↓↓↓

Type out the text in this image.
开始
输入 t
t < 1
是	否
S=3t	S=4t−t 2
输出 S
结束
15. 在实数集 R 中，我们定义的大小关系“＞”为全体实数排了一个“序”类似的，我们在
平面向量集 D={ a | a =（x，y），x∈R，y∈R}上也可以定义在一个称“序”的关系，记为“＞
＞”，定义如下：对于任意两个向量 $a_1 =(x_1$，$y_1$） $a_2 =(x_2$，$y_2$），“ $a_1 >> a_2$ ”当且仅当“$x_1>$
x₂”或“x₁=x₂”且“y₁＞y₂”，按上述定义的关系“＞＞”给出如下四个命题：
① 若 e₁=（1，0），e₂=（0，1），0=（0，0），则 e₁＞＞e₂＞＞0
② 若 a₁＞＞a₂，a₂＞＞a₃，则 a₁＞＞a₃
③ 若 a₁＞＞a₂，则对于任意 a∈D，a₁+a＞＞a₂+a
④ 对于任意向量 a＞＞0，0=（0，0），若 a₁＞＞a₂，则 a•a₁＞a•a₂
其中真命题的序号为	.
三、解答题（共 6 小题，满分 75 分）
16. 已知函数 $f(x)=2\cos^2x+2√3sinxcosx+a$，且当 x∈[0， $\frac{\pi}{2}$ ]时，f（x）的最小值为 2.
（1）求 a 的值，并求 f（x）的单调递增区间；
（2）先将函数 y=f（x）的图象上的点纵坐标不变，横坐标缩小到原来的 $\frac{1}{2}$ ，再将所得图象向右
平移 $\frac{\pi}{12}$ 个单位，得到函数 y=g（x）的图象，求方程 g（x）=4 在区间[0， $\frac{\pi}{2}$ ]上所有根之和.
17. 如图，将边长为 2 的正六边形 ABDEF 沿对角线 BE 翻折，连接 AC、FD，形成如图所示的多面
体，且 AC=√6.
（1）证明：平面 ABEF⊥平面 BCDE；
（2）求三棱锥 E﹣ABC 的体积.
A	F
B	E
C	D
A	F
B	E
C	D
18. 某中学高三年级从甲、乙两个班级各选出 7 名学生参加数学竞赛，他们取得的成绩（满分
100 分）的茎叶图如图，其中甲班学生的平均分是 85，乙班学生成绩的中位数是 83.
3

↑↑↑

**Task goal:** Hand back the material above in full, exactly as written.

**Response to this exercise:**
Type out the text in this image.
开始
输入 t
t < 1
是	否
S=3t	S=4t−t 2
输出 S
结束
15. 在实数集 R 中，我们定义的大小关系“＞”为全体实数排了一个“序”类似的，我们在
平面向量集 D={ a | a =（x，y），x∈R，y∈R}上也可以定义在一个称“序”的关系，记为“＞
＞”，定义如下：对于任意两个向量 $a_1 =(x_1$，$y_1$） $a_2 =(x_2$，$y_2$），“ $a_1 >> a_2$ ”当且仅当“$x_1>$
x₂”或“x₁=x₂”且“y₁＞y₂”，按上述定义的关系“＞＞”给出如下四个命题：
① 若 e₁=（1，0），e₂=（0，1），0=（0，0），则 e₁＞＞e₂＞＞0
② 若 a₁＞＞a₂，a₂＞＞a₃，则 a₁＞＞a₃
③ 若 a₁＞＞a₂，则对于任意 a∈D，a₁+a＞＞a₂+a
④ 对于任意向量 a＞＞0，0=（0，0），若 a₁＞＞a₂，则 a•a₁＞a•a₂
其中真命题的序号为	.
三、解答题（共 6 小题，满分 75 分）
16. 已知函数 $f(x)=2\cos^2x+2√3sinxcosx+a$，且当 x∈[0， $\frac{\pi}{2}$ ]时，f（x）的最小值为 2.
（1）求 a 的值，并求 f（x）的单调递增区间；
（2）先将函数 y=f（x）的图象上的点纵坐标不变，横坐标缩小到原来的 $\frac{1}{2}$ ，再将所得图象向右
平移 $\frac{\pi}{12}$ 个单位，得到函数 y=g（x）的图象，求方程 g（x）=4 在区间[0， $\frac{\pi}{2}$ ]上所有根之和.
17. 如图，将边长为 2 的正六边形 ABDEF 沿对角线 BE 翻折，连接 AC、FD，形成如图所示的多面
体，且 AC=√6.
（1）证明：平面 ABEF⊥平面 BCDE；
（2）求三棱锥 E﹣ABC 的体积.
A	F
B	E
C	D
A	F
B	E
C	D
18. 某中学高三年级从甲、乙两个班级各选出 7 名学生参加数学竞赛，他们取得的成绩（满分
100 分）的茎叶图如图，其中甲班学生的平均分是 85，乙班学生成绩的中位数是 83.
3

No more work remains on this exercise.